> **Set problem**: Go through the records and extract every line with the word "total".

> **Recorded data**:
%%

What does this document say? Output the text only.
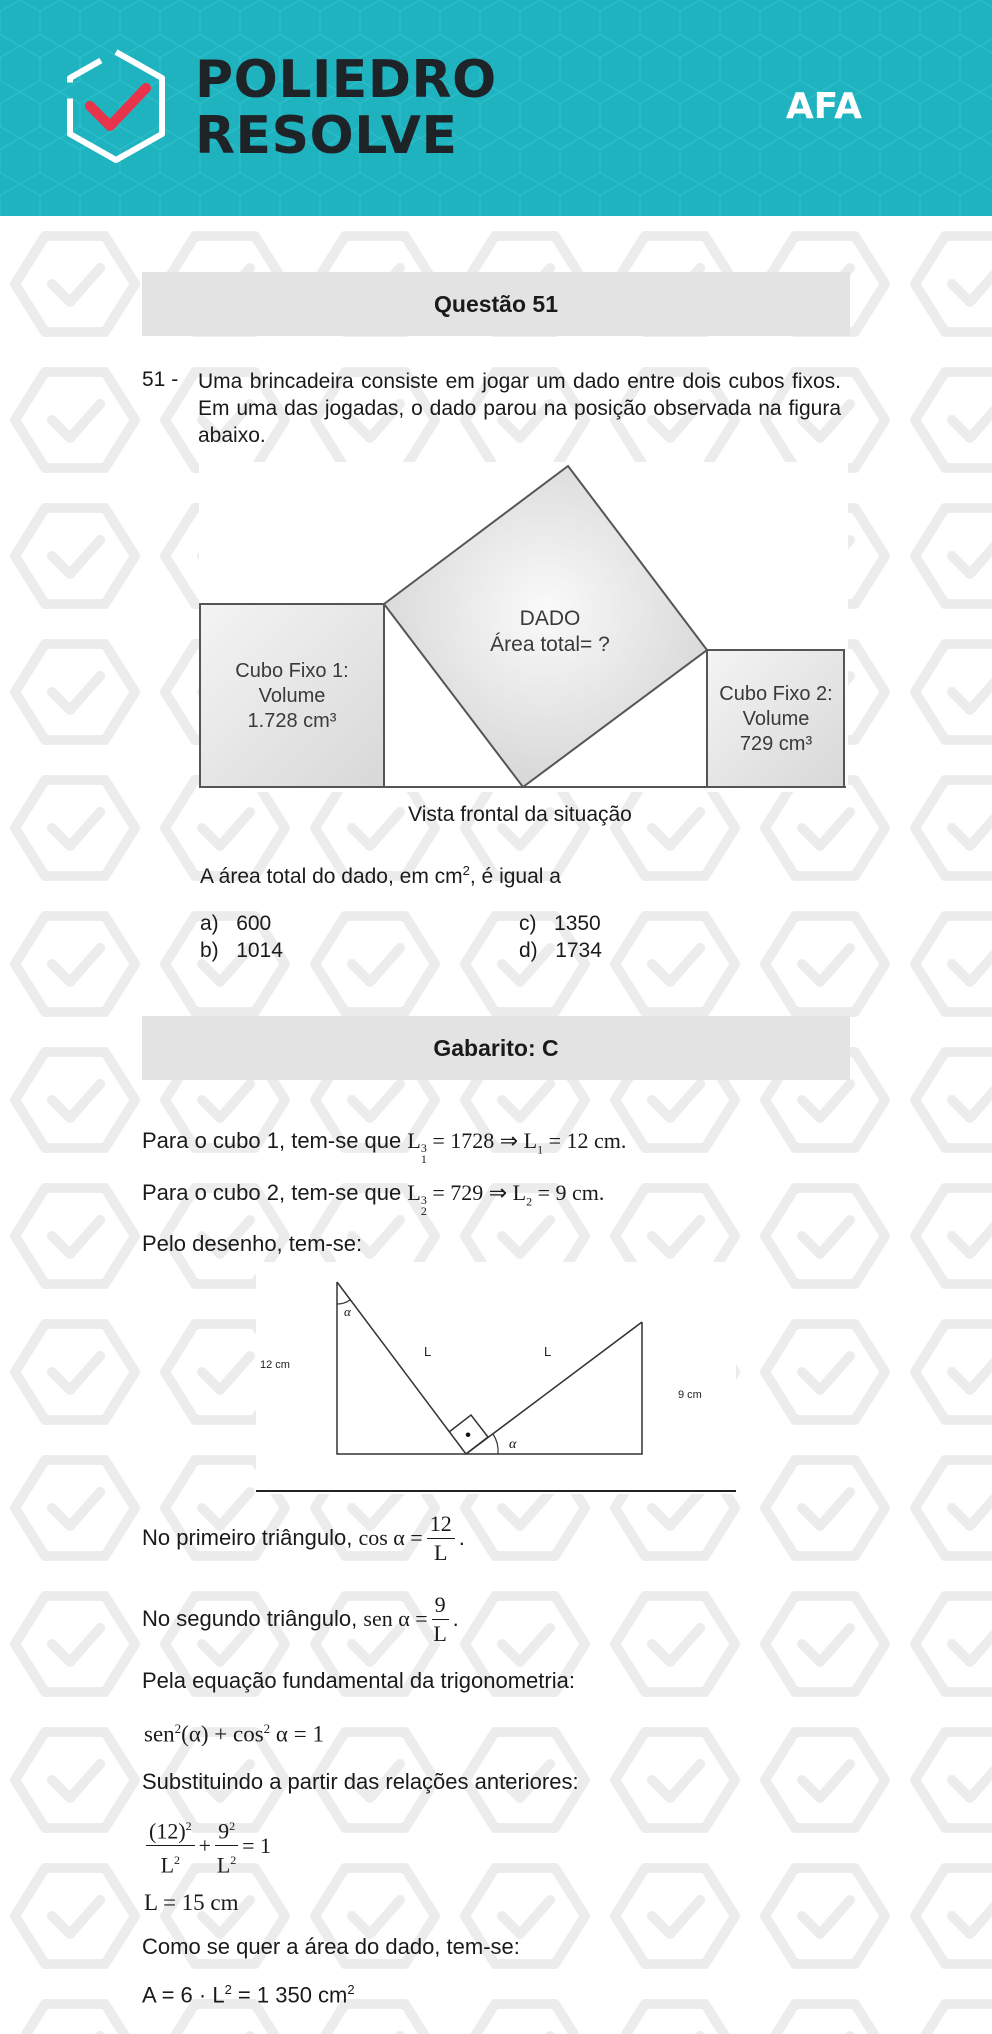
POLIEDRO
RESOLVE	AFA
Questão 51
51 - Uma brincadeira consiste em jogar um dado entre dois cubos fixos. Em uma das jogadas, o dado parou na posição observada na figura abaixo.
DADO
Área total= ?
Cubo Fixo 1:
Volume
1.728 cm³
Cubo Fixo 2:
Volume
729 cm³
Vista frontal da situação
A área total do dado, em $cm^2$, é igual a
a) 600
b) 1014
c) 1350
d) 1734
Gabarito: C
Para o cubo 1, tem-se que L 3
1
= 1728 ⇒ $L_1 = 12$ cm.
Para o cubo 2, tem-se que L 3
2
= 729 ⇒ $L_2 = 9$ cm.
Pelo desenho, tem-se:
•
α
α
L	L
12 cm
9 cm
No primeiro triângulo,
$\cos \alpha = \frac{12}{L}$ .
No segundo triângulo,
sen $\alpha = \frac{9}{L}$ .
Pela equação fundamental da trigonometria:
$sen^2(\alpha) + \cos^2 \alpha = 1$
Substituindo a partir das relações anteriores:
$\frac{(12)^2}{L^2} + \frac{9^2}{L^2} = 1$
L = 15 cm
Como se quer a área do dado, tem-se:
$A = 6 \cdot L^2 = 1$ 350 $cm^2$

%%

> **Expected output**:
Área total= ?
A área total do dado, em $cm^2$, é igual a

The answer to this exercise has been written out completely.